→ What you need to do
Give every entry again, word for word.

→ Listing
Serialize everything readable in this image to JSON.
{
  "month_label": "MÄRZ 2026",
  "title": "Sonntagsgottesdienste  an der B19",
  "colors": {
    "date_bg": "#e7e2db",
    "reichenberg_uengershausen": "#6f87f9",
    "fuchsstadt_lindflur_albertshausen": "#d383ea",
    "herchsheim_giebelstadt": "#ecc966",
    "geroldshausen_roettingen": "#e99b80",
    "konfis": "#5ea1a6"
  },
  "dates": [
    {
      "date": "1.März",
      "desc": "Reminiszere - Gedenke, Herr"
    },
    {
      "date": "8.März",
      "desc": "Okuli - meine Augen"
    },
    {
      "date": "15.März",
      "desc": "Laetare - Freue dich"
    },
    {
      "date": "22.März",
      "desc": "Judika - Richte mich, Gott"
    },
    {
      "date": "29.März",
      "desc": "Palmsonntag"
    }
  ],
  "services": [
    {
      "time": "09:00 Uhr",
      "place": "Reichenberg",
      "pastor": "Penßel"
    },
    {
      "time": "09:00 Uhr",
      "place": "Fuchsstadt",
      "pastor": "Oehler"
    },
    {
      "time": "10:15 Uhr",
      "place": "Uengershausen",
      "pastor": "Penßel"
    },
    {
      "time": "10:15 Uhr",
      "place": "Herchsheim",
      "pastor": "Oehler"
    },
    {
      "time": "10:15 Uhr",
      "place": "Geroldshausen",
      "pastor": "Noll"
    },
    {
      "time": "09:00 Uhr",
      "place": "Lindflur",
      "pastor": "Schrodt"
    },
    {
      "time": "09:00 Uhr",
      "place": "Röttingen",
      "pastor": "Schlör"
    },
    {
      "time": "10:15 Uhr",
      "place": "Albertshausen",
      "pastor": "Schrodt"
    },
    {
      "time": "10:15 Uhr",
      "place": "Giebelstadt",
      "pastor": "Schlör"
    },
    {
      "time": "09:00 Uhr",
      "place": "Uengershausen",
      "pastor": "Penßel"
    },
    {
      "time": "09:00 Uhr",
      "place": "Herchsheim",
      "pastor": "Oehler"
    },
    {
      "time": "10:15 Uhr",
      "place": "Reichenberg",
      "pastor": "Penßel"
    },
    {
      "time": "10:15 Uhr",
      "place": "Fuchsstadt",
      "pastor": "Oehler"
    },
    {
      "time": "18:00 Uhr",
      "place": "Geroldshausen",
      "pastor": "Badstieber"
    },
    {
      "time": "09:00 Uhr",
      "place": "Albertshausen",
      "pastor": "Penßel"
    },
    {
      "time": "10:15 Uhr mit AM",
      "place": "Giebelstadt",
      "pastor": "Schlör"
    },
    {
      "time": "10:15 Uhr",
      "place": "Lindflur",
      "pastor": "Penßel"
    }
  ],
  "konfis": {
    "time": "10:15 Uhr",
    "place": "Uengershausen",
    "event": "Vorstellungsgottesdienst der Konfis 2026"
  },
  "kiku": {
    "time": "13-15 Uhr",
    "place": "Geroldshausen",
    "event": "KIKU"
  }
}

→ Reply
Serialize everything readable in this image to JSON.
{
  "month_label": "MÄRZ 2026",
  "title": "Sonntagsgottesdienste  an der B19",
  "colors": {
    "date_bg": "#e7e2db",
    "reichenberg_uengershausen": "#6f87f9",
    "fuchsstadt_lindflur_albertshausen": "#d383ea",
    "herchsheim_giebelstadt": "#ecc966",
    "geroldshausen_roettingen": "#e99b80",
    "konfis": "#5ea1a6"
  },
  "dates": [
    {
      "date": "1.März",
      "desc": "Reminiszere - Gedenke, Herr"
    },
    {
      "date": "8.März",
      "desc": "Okuli - meine Augen"
    },
    {
      "date": "15.März",
      "desc": "Laetare - Freue dich"
    },
    {
      "date": "22.März",
      "desc": "Judika - Richte mich, Gott"
    },
    {
      "date": "29.März",
      "desc": "Palmsonntag"
    }
  ],
  "services": [
    {
      "time": "09:00 Uhr",
      "place": "Reichenberg",
      "pastor": "Penßel"
    },
    {
      "time": "09:00 Uhr",
      "place": "Fuchsstadt",
      "pastor": "Oehler"
    },
    {
      "time": "10:15 Uhr",
      "place": "Uengershausen",
      "pastor": "Penßel"
    },
    {
      "time": "10:15 Uhr",
      "place": "Herchsheim",
      "pastor": "Oehler"
    },
    {
      "time": "10:15 Uhr",
      "place": "Geroldshausen",
      "pastor": "Noll"
    },
    {
      "time": "09:00 Uhr",
      "place": "Lindflur",
      "pastor": "Schrodt"
    },
    {
      "time": "09:00 Uhr",
      "place": "Röttingen",
      "pastor": "Schlör"
    },
    {
      "time": "10:15 Uhr",
      "place": "Albertshausen",
      "pastor": "Schrodt"
    },
    {
      "time": "10:15 Uhr",
      "place": "Giebelstadt",
      "pastor": "Schlör"
    },
    {
      "time": "09:00 Uhr",
      "place": "Uengershausen",
      "pastor": "Penßel"
    },
    {
      "time": "09:00 Uhr",
      "place": "Herchsheim",
      "pastor": "Oehler"
    },
    {
      "time": "10:15 Uhr",
      "place": "Reichenberg",
      "pastor": "Penßel"
    },
    {
      "time": "10:15 Uhr",
      "place": "Fuchsstadt",
      "pastor": "Oehler"
    },
    {
      "time": "18:00 Uhr",
      "place": "Geroldshausen",
      "pastor": "Badstieber"
    },
    {
      "time": "09:00 Uhr",
      "place": "Albertshausen",
      "pastor": "Penßel"
    },
    {
      "time": "10:15 Uhr mit AM",
      "place": "Giebelstadt",
      "pastor": "Schlör"
    },
    {
      "time": "10:15 Uhr",
      "place": "Lindflur",
      "pastor": "Penßel"
    }
  ],
  "konfis": {
    "time": "10:15 Uhr",
    "place": "Uengershausen",
    "event": "Vorstellungsgottesdienst der Konfis 2026"
  },
  "kiku": {
    "time": "13-15 Uhr",
    "place": "Geroldshausen",
    "event": "KIKU"
  }
}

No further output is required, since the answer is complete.